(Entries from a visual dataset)
• • • • •
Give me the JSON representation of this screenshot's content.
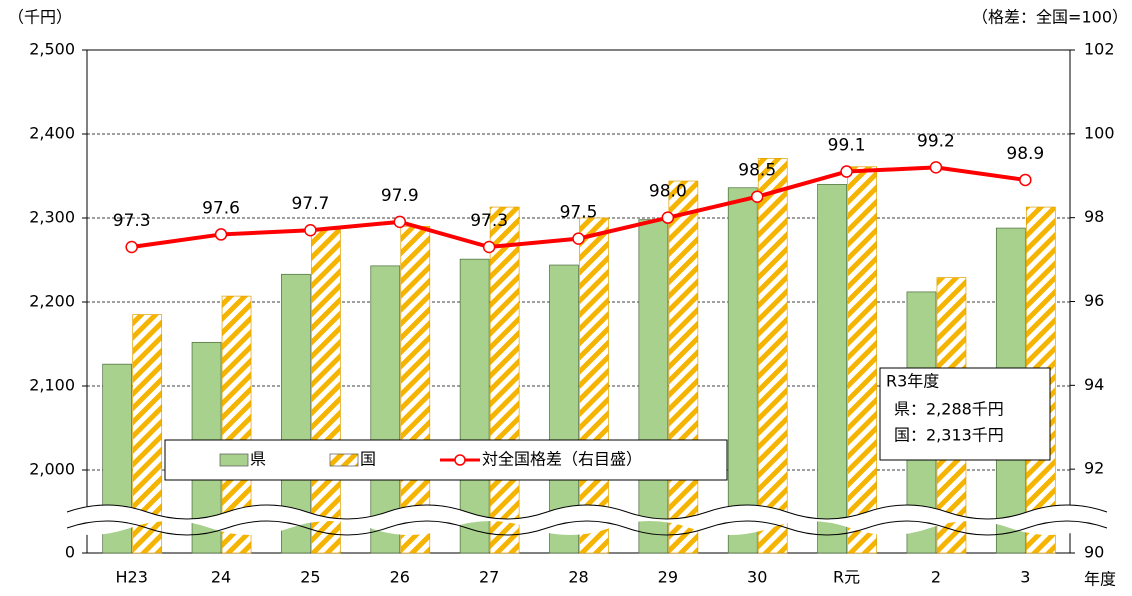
{
  "chart_data": {
    "type": "bar",
    "y_unit": "（千円）",
    "y2_unit": "（格差：全国=100）",
    "x_label": "年度",
    "categories": [
      "H23",
      "24",
      "25",
      "26",
      "27",
      "28",
      "29",
      "30",
      "R元",
      "2",
      "3"
    ],
    "series": [
      {
        "name": "県",
        "color": "#a9d18e",
        "values": [
          2126,
          2152,
          2233,
          2243,
          2251,
          2244,
          2298,
          2336,
          2340,
          2212,
          2288
        ]
      },
      {
        "name": "国",
        "color": "#f5b400",
        "pattern": "hatch",
        "values": [
          2185,
          2207,
          2286,
          2290,
          2313,
          2300,
          2344,
          2371,
          2361,
          2229,
          2313
        ]
      },
      {
        "name": "対全国格差（右目盛）",
        "type": "line",
        "axis": "y2",
        "color": "#ff0000",
        "values": [
          97.3,
          97.6,
          97.7,
          97.9,
          97.3,
          97.5,
          98,
          98.5,
          99.1,
          99.2,
          98.9
        ],
        "value_labels": [
          "97.3",
          "97.6",
          "97.7",
          "97.9",
          "97.3",
          "97.5",
          "98.0",
          "98.5",
          "99.1",
          "99.2",
          "98.9"
        ]
      }
    ],
    "ylim": [
      0,
      2500
    ],
    "yticks": [
      0,
      {
        "value": 2000,
        "label": "2,000"
      },
      {
        "value": 2100,
        "label": "2,100"
      },
      {
        "value": 2200,
        "label": "2,200"
      },
      {
        "value": 2300,
        "label": "2,300"
      },
      {
        "value": 2400,
        "label": "2,400"
      },
      {
        "value": 2500,
        "label": "2,500"
      }
    ],
    "y_break": true,
    "y2lim": [
      90,
      102
    ],
    "y2ticks": [
      90,
      92,
      94,
      96,
      98,
      100,
      102
    ],
    "grid": true,
    "annotation": {
      "title": "R3年度",
      "lines": [
        "県：2,288千円",
        "国：2,313千円"
      ]
    }
  }
}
• • • • •
Check each line above for the word "color" and give the number of lines that have it, nothing else.

■ EXERCISE RESULT: 3